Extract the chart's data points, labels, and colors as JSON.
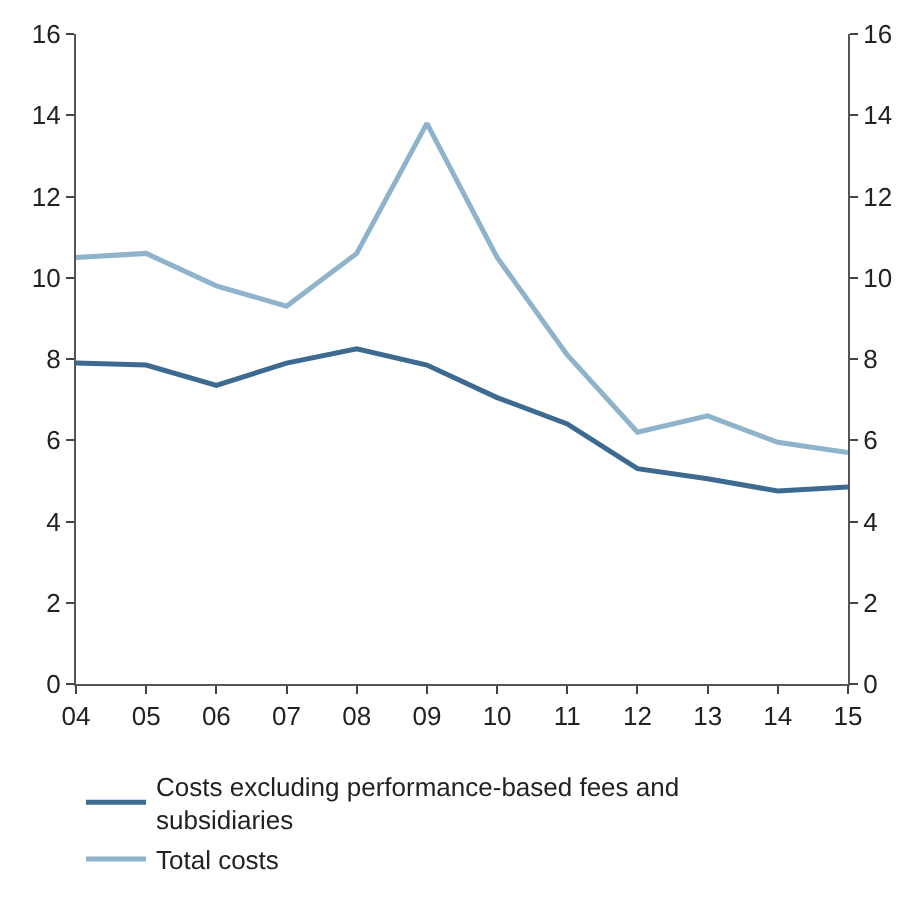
{
  "chart_data": {
    "type": "line",
    "categories": [
      "04",
      "05",
      "06",
      "07",
      "08",
      "09",
      "10",
      "11",
      "12",
      "13",
      "14",
      "15"
    ],
    "series": [
      {
        "name": "Costs excluding performance-based fees and subsidiaries",
        "color": "#3d6a91",
        "values": [
          7.9,
          7.85,
          7.35,
          7.9,
          8.25,
          7.85,
          7.05,
          6.4,
          5.3,
          5.05,
          4.75,
          4.85
        ]
      },
      {
        "name": "Total costs",
        "color": "#8fb3cb",
        "values": [
          10.5,
          10.6,
          9.8,
          9.3,
          10.6,
          13.8,
          10.5,
          8.1,
          6.2,
          6.6,
          5.95,
          5.7
        ]
      }
    ],
    "ylim": [
      0,
      16
    ],
    "yticks": [
      0,
      2,
      4,
      6,
      8,
      10,
      12,
      14,
      16
    ],
    "y2lim": [
      0,
      16
    ],
    "y2ticks": [
      0,
      2,
      4,
      6,
      8,
      10,
      12,
      14,
      16
    ],
    "legend": "bottom",
    "marker": "none",
    "line_style": "solid"
  }
}
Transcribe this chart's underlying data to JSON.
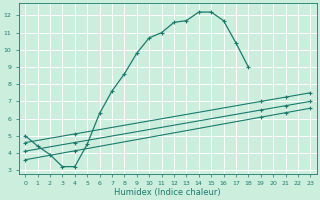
{
  "xlabel": "Humidex (Indice chaleur)",
  "bg_color": "#cceedd",
  "grid_color": "#ffffff",
  "line_color": "#1a7a6e",
  "xlim": [
    -0.5,
    23.5
  ],
  "ylim": [
    2.8,
    12.7
  ],
  "xticks": [
    0,
    1,
    2,
    3,
    4,
    5,
    6,
    7,
    8,
    9,
    10,
    11,
    12,
    13,
    14,
    15,
    16,
    17,
    18,
    19,
    20,
    21,
    22,
    23
  ],
  "yticks": [
    3,
    4,
    5,
    6,
    7,
    8,
    9,
    10,
    11,
    12
  ],
  "main_x": [
    0,
    1,
    2,
    3,
    4,
    5,
    6,
    7,
    8,
    9,
    10,
    11,
    12,
    13,
    14,
    15,
    16,
    17,
    18
  ],
  "main_y": [
    5.0,
    4.4,
    3.9,
    3.2,
    3.2,
    4.5,
    6.3,
    7.6,
    8.6,
    9.8,
    10.7,
    11.0,
    11.6,
    11.7,
    12.2,
    12.2,
    11.7,
    10.4,
    9.0
  ],
  "flat_lines": [
    {
      "x": [
        0,
        23
      ],
      "y": [
        3.6,
        6.6
      ]
    },
    {
      "x": [
        0,
        23
      ],
      "y": [
        4.1,
        7.0
      ]
    },
    {
      "x": [
        0,
        23
      ],
      "y": [
        4.6,
        7.5
      ]
    }
  ],
  "marker_x_on_flat": [
    0,
    4,
    19,
    21,
    23
  ],
  "xlabel_fontsize": 6,
  "tick_fontsize": 4.5
}
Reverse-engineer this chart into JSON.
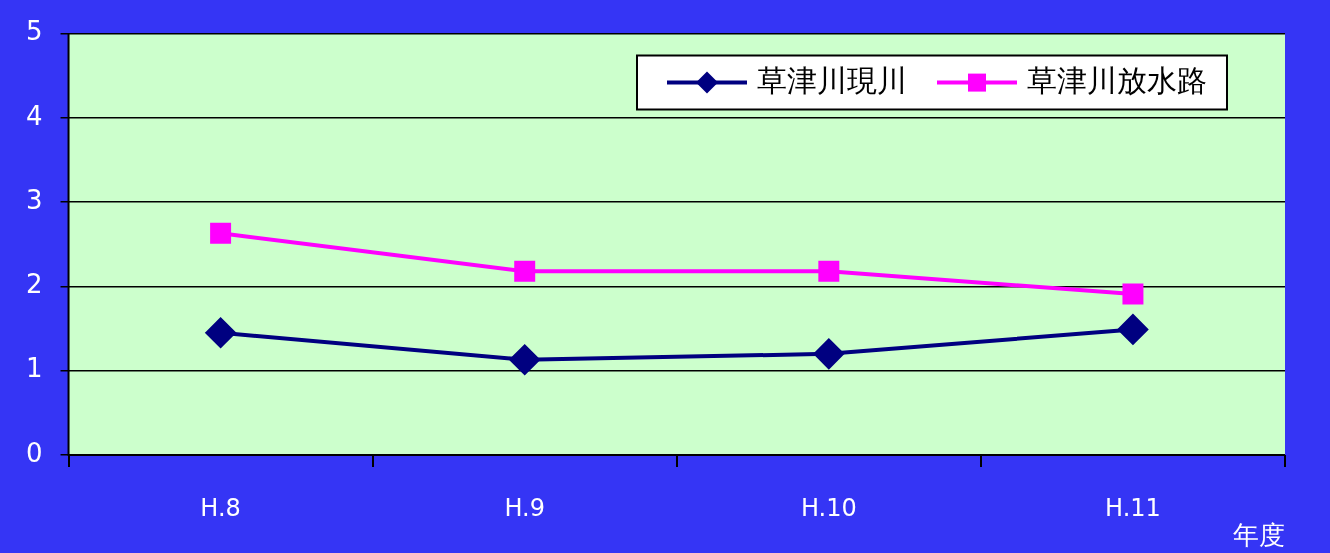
{
  "chart_data": {
    "type": "line",
    "xlabel": "年度",
    "categories": [
      "H.8",
      "H.9",
      "H.10",
      "H.11"
    ],
    "series": [
      {
        "name": "草津川現川",
        "color": "#000080",
        "marker": "diamond",
        "values": [
          1.45,
          1.13,
          1.2,
          1.49
        ]
      },
      {
        "name": "草津川放水路",
        "color": "#ff00ff",
        "marker": "square",
        "values": [
          2.63,
          2.18,
          2.18,
          1.91
        ]
      }
    ],
    "ylim": [
      0,
      5
    ],
    "yticks": [
      0,
      1,
      2,
      3,
      4,
      5
    ],
    "grid": "y",
    "legend": "top right",
    "line_style": "solid"
  }
}
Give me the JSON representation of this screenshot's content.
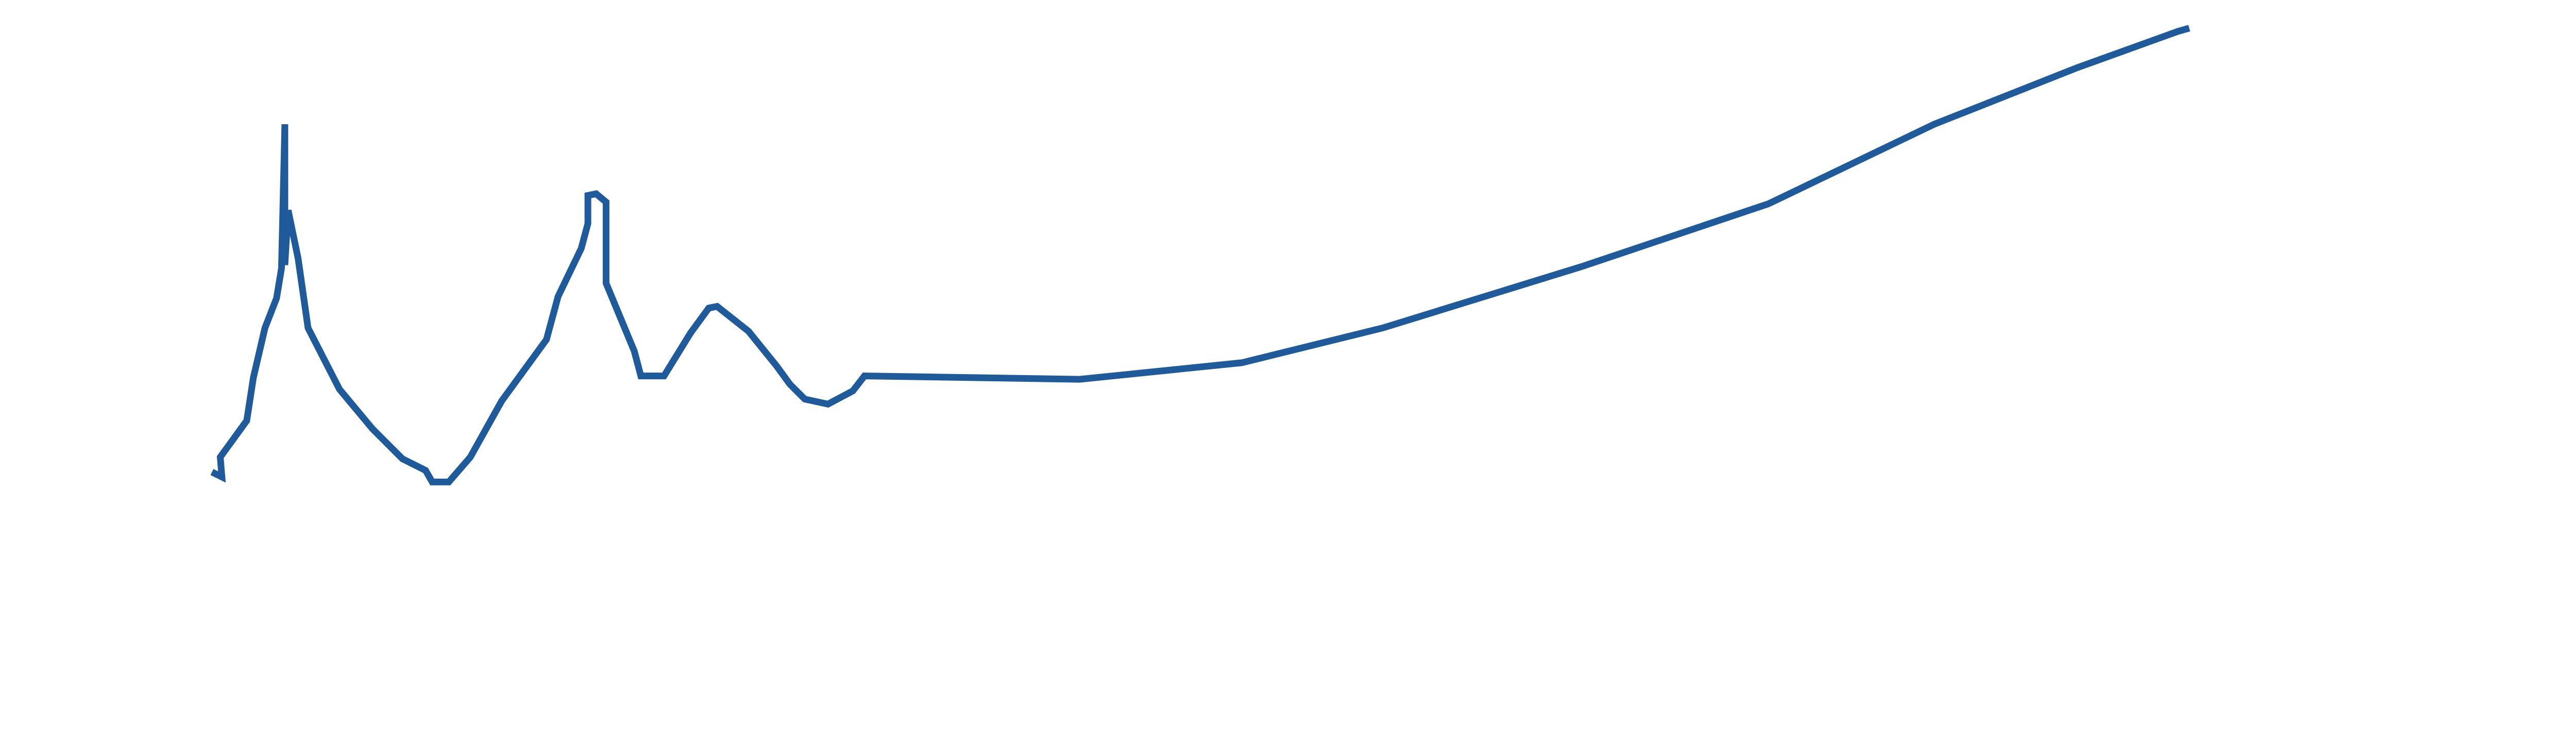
{
  "chart_data": {
    "type": "line",
    "x": [
      128,
      134,
      133,
      149,
      153,
      160,
      167,
      170,
      172,
      172,
      174,
      180,
      186,
      205,
      225,
      243,
      257,
      261,
      271,
      284,
      303,
      330,
      337,
      351,
      355,
      355,
      360,
      366,
      366,
      383,
      387,
      401,
      417,
      428,
      433,
      452,
      469,
      477,
      486,
      500,
      515,
      522,
      652,
      750,
      835,
      955,
      1068,
      1168,
      1254,
      1315,
      1322
    ],
    "series": [
      {
        "color": "#1f5a9a",
        "values": [
          163,
          160,
          172,
          194,
          220,
          250,
          268,
          286,
          373,
          288,
          321,
          292,
          250,
          213,
          189,
          171,
          164,
          157,
          157,
          172,
          206,
          243,
          269,
          298,
          313,
          330,
          331,
          326,
          277,
          236,
          221,
          221,
          247,
          262,
          263,
          248,
          227,
          216,
          207,
          204,
          212,
          221,
          219,
          229,
          250,
          287,
          325,
          373,
          407,
          429,
          431
        ]
      }
    ],
    "xlim": [
      0,
      1568
    ],
    "ylim": [
      0,
      448
    ]
  }
}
============================================================
▶ WRITTEN TASK
Look through the data and show every line containing "JSON".

▶ TASK RESPONSE
Extract the chart's data points, labels, and colors as JSON.
Transcribe this chart's underlying data to JSON.
Reverse-engineer this chart into JSON.
Give me the JSON representation of this screenshot's content.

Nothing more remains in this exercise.